_Directions for this task_
In the records below, find the line with "Read out every word on this page." and repeat it and every line after it, exactly, without any pictures.

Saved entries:

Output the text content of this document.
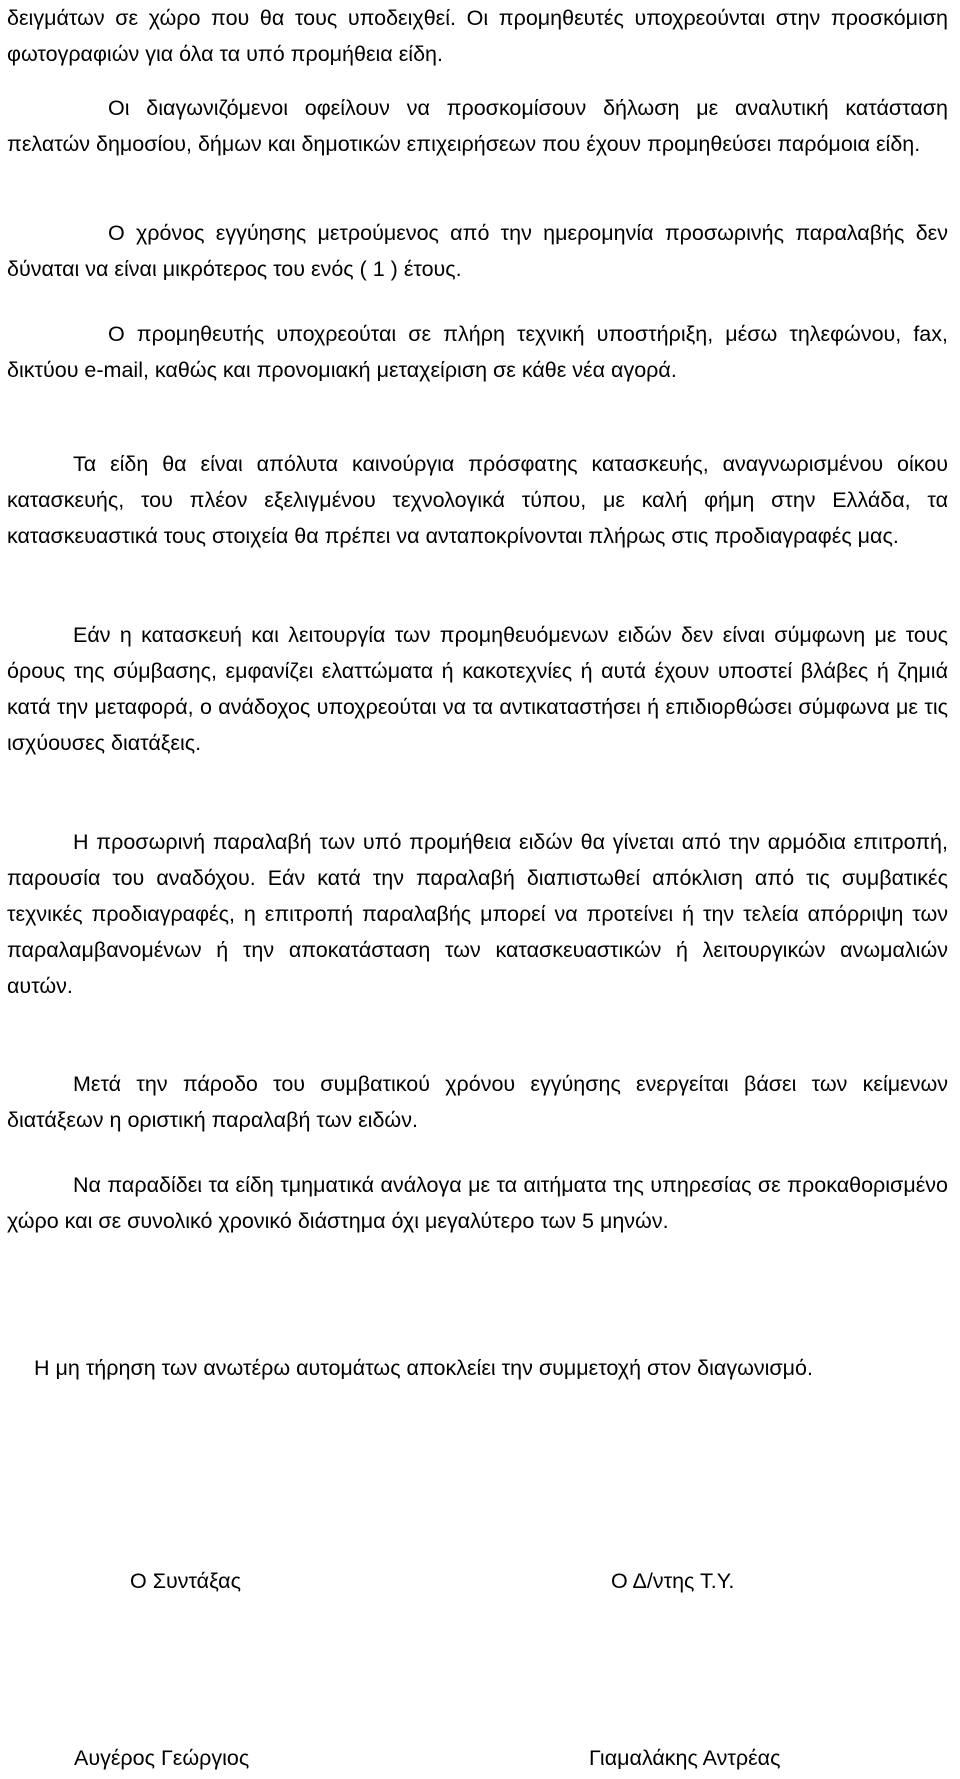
δειγμάτων σε χώρο που θα τους υποδειχθεί. Οι προμηθευτές υποχρεούνται στην προσκόμιση φωτογραφιών για όλα τα υπό προμήθεια είδη.

Οι διαγωνιζόμενοι οφείλουν να προσκομίσουν δήλωση με αναλυτική κατάσταση πελατών δημοσίου, δήμων και δημοτικών επιχειρήσεων που έχουν προμηθεύσει παρόμοια είδη.

Ο χρόνος εγγύησης μετρούμενος από την ημερομηνία προσωρινής παραλαβής δεν δύναται να είναι μικρότερος του ενός ( 1 ) έτους.

Ο προμηθευτής υποχρεούται σε πλήρη τεχνική υποστήριξη, μέσω τηλεφώνου, fax, δικτύου e-mail, καθώς και προνομιακή μεταχείριση σε κάθε νέα αγορά.

Τα είδη θα είναι απόλυτα καινούργια πρόσφατης κατασκευής, αναγνωρισμένου οίκου κατασκευής, του πλέον εξελιγμένου τεχνολογικά τύπου, με καλή φήμη στην Ελλάδα, τα κατασκευαστικά τους στοιχεία θα πρέπει να ανταποκρίνονται πλήρως στις προδιαγραφές μας.

Εάν η κατασκευή και λειτουργία των προμηθευόμενων ειδών δεν είναι σύμφωνη με τους όρους της σύμβασης, εμφανίζει ελαττώματα ή κακοτεχνίες ή αυτά έχουν υποστεί βλάβες ή ζημιά κατά την μεταφορά, ο ανάδοχος υποχρεούται να τα αντικαταστήσει ή επιδιορθώσει σύμφωνα με τις ισχύουσες διατάξεις.

Η προσωρινή παραλαβή των υπό προμήθεια ειδών θα γίνεται από την αρμόδια επιτροπή, παρουσία του αναδόχου. Εάν κατά την παραλαβή διαπιστωθεί απόκλιση από τις συμβατικές τεχνικές προδιαγραφές, η επιτροπή παραλαβής μπορεί να προτείνει ή την τελεία απόρριψη των παραλαμβανομένων ή την αποκατάσταση των κατασκευαστικών ή λειτουργικών ανωμαλιών αυτών.

Μετά την πάροδο του συμβατικού χρόνου εγγύησης ενεργείται βάσει των κείμενων διατάξεων η οριστική παραλαβή των ειδών.

Να παραδίδει τα είδη τμηματικά ανάλογα με τα αιτήματα της υπηρεσίας σε προκαθορισμένο χώρο και σε συνολικό χρονικό διάστημα όχι μεγαλύτερο των 5 μηνών.

Η μη τήρηση των ανωτέρω αυτομάτως αποκλείει την συμμετοχή στον διαγωνισμό.

Ο Συντάξας	Ο Δ/ντης Τ.Υ.

Αυγέρος Γεώργιος	Γιαμαλάκης Αντρέας
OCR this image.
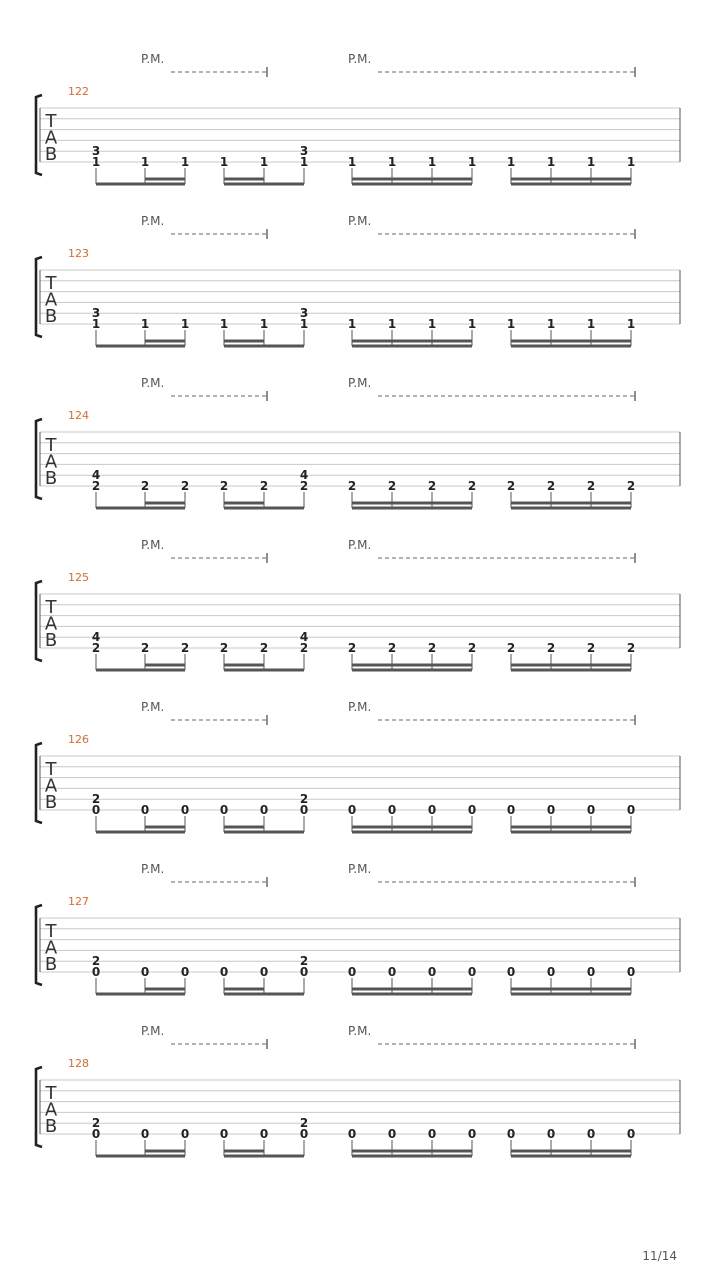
P.M.	P.M.
122
T
A
B	1
3
1	1	1	1	1
3
1	1	1	1	1	1	1	1
P.M.	P.M.
123
T
A
B	1
3
1	1	1	1	1
3
1	1	1	1	1	1	1	1
P.M.	P.M.
124
T
A
B	2
4
2	2	2	2	2
4
2	2	2	2	2	2	2	2
P.M.	P.M.
125
T
A
B	2
4
2	2	2	2	2
4
2	2	2	2	2	2	2	2
P.M.	P.M.
126
T
A
B	0
2
0	0	0	0	0
2
0	0	0	0	0	0	0	0
P.M.	P.M.
127
T
A
B	0
2
0	0	0	0	0
2
0	0	0	0	0	0	0	0
P.M.	P.M.
128
T
A
B	0
2
0	0	0	0	0
2
0	0	0	0	0	0	0	0
11/14
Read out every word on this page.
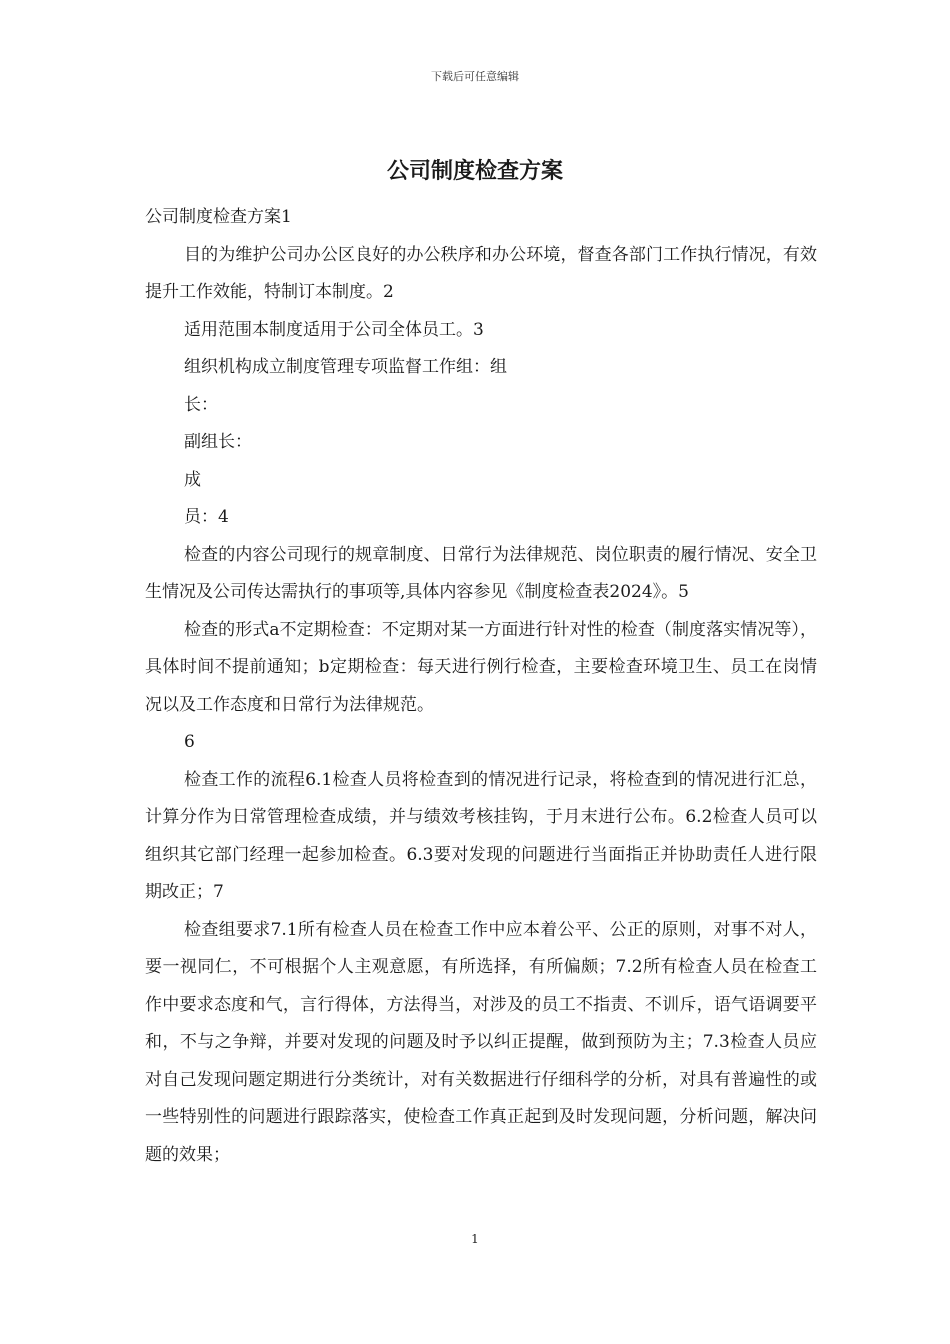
下载后可任意编辑
公司制度检查方案

公司制度检查方案1

目的为维护公司办公区良好的办公秩序和办公环境，督查各部门工作执行情况，有效提升工作效能，特制订本制度。2

适用范围本制度适用于公司全体员工。3

组织机构成立制度管理专项监督工作组：组

长：

副组长：

成

员：4

检查的内容公司现行的规章制度、日常行为法律规范、岗位职责的履行情况、安全卫生情况及公司传达需执行的事项等,具体内容参见《制度检查表2024》。5

检查的形式a不定期检查：不定期对某一方面进行针对性的检查（制度落实情况等），具体时间不提前通知；b定期检查：每天进行例行检查，主要检查环境卫生、员工在岗情况以及工作态度和日常行为法律规范。

6

检查工作的流程6.1检查人员将检查到的情况进行记录，将检查到的情况进行汇总，计算分作为日常管理检查成绩，并与绩效考核挂钩，于月末进行公布。6.2检查人员可以组织其它部门经理一起参加检查。6.3要对发现的问题进行当面指正并协助责任人进行限期改正；7

检查组要求7.1所有检查人员在检查工作中应本着公平、公正的原则，对事不对人，要一视同仁，不可根据个人主观意愿，有所选择，有所偏颇；7.2所有检查人员在检查工作中要求态度和气，言行得体，方法得当，对涉及的员工不指责、不训斥，语气语调要平和，不与之争辩，并要对发现的问题及时予以纠正提醒，做到预防为主；7.3检查人员应对自己发现问题定期进行分类统计，对有关数据进行仔细科学的分析，对具有普遍性的或一些特别性的问题进行跟踪落实，使检查工作真正起到及时发现问题，分析问题，解决问题的效果；

1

_Answer to the task_
Read out every word on this page.
下载后可任意编辑
公司制度检查方案

公司制度检查方案1

目的为维护公司办公区良好的办公秩序和办公环境，督查各部门工作执行情况，有效提升工作效能，特制订本制度。2

适用范围本制度适用于公司全体员工。3

组织机构成立制度管理专项监督工作组：组

长：

副组长：

成

员：4

检查的内容公司现行的规章制度、日常行为法律规范、岗位职责的履行情况、安全卫生情况及公司传达需执行的事项等,具体内容参见《制度检查表2024》。5

检查的形式a不定期检查：不定期对某一方面进行针对性的检查（制度落实情况等），具体时间不提前通知；b定期检查：每天进行例行检查，主要检查环境卫生、员工在岗情况以及工作态度和日常行为法律规范。

6

检查工作的流程6.1检查人员将检查到的情况进行记录，将检查到的情况进行汇总，计算分作为日常管理检查成绩，并与绩效考核挂钩，于月末进行公布。6.2检查人员可以组织其它部门经理一起参加检查。6.3要对发现的问题进行当面指正并协助责任人进行限期改正；7

检查组要求7.1所有检查人员在检查工作中应本着公平、公正的原则，对事不对人，要一视同仁，不可根据个人主观意愿，有所选择，有所偏颇；7.2所有检查人员在检查工作中要求态度和气，言行得体，方法得当，对涉及的员工不指责、不训斥，语气语调要平和，不与之争辩，并要对发现的问题及时予以纠正提醒，做到预防为主；7.3检查人员应对自己发现问题定期进行分类统计，对有关数据进行仔细科学的分析，对具有普遍性的或一些特别性的问题进行跟踪落实，使检查工作真正起到及时发现问题，分析问题，解决问题的效果；

1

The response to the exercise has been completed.